> **Provided entries**:

______________________________

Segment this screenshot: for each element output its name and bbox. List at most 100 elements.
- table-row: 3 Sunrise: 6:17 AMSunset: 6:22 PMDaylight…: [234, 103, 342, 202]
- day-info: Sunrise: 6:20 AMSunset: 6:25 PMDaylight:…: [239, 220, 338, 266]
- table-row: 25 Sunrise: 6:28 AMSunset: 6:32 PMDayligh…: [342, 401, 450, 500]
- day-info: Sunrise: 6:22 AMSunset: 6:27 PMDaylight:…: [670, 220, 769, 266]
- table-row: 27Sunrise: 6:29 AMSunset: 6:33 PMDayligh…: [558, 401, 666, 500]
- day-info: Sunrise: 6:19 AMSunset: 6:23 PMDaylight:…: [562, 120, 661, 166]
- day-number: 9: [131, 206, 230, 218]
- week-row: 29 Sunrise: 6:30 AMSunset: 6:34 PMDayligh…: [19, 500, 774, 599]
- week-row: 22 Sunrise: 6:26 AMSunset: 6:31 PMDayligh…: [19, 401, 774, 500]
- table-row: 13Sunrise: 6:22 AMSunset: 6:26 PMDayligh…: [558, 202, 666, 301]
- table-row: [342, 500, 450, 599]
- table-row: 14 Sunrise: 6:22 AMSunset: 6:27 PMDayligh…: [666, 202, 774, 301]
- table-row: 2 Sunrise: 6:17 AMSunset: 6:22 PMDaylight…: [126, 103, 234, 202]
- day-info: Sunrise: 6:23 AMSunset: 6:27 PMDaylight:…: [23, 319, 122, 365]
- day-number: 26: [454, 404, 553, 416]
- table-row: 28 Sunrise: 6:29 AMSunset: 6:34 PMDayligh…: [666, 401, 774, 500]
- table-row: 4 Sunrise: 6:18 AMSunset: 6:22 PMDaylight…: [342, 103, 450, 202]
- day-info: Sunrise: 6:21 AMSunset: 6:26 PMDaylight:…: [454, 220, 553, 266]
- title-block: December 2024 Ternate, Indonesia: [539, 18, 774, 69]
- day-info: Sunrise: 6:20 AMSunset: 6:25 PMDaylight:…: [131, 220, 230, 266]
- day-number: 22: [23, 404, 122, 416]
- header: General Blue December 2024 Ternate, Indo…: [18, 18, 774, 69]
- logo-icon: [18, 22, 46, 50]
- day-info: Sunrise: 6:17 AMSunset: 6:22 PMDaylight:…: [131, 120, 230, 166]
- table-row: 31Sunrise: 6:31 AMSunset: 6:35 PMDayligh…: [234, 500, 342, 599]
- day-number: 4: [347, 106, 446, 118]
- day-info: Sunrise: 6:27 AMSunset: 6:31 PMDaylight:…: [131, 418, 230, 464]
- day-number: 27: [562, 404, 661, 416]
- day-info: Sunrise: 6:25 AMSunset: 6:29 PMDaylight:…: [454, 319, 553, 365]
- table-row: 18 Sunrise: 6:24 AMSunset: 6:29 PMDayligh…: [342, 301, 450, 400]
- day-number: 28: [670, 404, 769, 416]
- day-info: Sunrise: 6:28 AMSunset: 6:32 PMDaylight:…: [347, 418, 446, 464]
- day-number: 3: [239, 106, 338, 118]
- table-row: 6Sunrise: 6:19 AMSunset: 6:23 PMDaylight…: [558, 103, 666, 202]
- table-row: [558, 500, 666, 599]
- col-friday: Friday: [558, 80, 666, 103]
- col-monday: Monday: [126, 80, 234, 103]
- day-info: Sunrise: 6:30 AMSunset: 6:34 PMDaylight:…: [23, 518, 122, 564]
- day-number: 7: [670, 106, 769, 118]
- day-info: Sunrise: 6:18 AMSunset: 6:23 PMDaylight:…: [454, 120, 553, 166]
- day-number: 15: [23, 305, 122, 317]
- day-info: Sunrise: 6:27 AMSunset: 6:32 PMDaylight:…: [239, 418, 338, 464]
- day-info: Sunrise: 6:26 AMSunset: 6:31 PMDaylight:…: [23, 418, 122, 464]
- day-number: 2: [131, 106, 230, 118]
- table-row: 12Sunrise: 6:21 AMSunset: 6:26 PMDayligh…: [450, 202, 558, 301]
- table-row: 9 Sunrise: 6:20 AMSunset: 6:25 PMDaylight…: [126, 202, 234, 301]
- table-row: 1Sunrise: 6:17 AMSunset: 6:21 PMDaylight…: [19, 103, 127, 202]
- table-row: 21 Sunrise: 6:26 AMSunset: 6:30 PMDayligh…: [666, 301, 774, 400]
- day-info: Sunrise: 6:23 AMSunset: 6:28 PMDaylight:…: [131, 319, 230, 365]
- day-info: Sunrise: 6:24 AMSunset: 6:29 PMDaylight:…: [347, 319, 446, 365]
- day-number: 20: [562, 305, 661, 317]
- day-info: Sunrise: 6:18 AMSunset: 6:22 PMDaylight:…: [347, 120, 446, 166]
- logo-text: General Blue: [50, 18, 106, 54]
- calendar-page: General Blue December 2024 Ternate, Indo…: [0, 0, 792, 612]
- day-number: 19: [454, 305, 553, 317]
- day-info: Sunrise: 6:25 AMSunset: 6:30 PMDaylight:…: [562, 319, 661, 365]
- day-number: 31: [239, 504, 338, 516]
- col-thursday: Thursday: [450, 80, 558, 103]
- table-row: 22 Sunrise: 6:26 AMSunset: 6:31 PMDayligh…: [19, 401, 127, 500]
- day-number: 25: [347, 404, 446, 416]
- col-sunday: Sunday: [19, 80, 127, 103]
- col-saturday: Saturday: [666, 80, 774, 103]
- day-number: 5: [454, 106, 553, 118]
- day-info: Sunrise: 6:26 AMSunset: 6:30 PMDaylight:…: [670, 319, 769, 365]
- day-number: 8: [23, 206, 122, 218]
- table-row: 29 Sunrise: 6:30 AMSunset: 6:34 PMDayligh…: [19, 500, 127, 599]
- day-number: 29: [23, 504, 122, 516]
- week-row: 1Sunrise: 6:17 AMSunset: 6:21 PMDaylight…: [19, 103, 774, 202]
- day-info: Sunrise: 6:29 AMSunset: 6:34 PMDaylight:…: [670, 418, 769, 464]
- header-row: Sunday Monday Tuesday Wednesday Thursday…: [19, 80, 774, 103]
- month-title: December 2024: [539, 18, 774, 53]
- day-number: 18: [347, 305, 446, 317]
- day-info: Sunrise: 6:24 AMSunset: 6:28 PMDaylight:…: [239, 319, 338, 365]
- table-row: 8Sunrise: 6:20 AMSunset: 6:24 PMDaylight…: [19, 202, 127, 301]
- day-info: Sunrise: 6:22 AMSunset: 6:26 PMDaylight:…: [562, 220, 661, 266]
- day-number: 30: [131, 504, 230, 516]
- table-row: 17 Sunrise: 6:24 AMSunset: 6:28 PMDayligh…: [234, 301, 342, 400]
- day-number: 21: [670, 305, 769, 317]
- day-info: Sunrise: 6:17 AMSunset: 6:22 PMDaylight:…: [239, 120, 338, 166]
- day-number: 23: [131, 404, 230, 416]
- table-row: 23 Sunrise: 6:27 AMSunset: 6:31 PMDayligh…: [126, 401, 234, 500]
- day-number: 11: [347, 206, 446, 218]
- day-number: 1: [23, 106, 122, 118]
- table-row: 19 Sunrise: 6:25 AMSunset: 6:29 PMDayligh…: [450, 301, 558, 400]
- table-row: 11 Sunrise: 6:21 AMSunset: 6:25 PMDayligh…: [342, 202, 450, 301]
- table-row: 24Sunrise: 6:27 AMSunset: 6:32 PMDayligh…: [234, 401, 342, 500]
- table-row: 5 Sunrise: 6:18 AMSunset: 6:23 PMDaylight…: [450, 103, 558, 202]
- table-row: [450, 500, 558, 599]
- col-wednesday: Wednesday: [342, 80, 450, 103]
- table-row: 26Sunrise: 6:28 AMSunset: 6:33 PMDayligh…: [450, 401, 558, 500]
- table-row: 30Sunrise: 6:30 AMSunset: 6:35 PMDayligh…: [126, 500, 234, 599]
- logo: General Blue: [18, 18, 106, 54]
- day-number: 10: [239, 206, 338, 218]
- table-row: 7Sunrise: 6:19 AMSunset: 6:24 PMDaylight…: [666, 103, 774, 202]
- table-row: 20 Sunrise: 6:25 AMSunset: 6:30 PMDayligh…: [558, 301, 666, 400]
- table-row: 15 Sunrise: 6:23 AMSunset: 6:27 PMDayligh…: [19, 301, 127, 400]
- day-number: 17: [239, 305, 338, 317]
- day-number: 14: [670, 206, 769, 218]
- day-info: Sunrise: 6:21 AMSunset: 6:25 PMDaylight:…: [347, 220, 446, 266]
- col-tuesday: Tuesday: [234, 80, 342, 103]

______________________________

Edit the listing from its start through the line that contains "- day-info: Sunrise: 6:22 AMSunset: 6:27", replacing "bbox" with "bounding box" and leaving everything else unchanged.

Segment this screenshot: for each element output its name and bounding box. List at most 100 elements.
- table-row: 3 Sunrise: 6:17 AMSunset: 6:22 PMDaylight…: [234, 103, 342, 202]
- day-info: Sunrise: 6:20 AMSunset: 6:25 PMDaylight:…: [239, 220, 338, 266]
- table-row: 25 Sunrise: 6:28 AMSunset: 6:32 PMDayligh…: [342, 401, 450, 500]
- day-info: Sunrise: 6:22 AMSunset: 6:27 PMDaylight:…: [670, 220, 769, 266]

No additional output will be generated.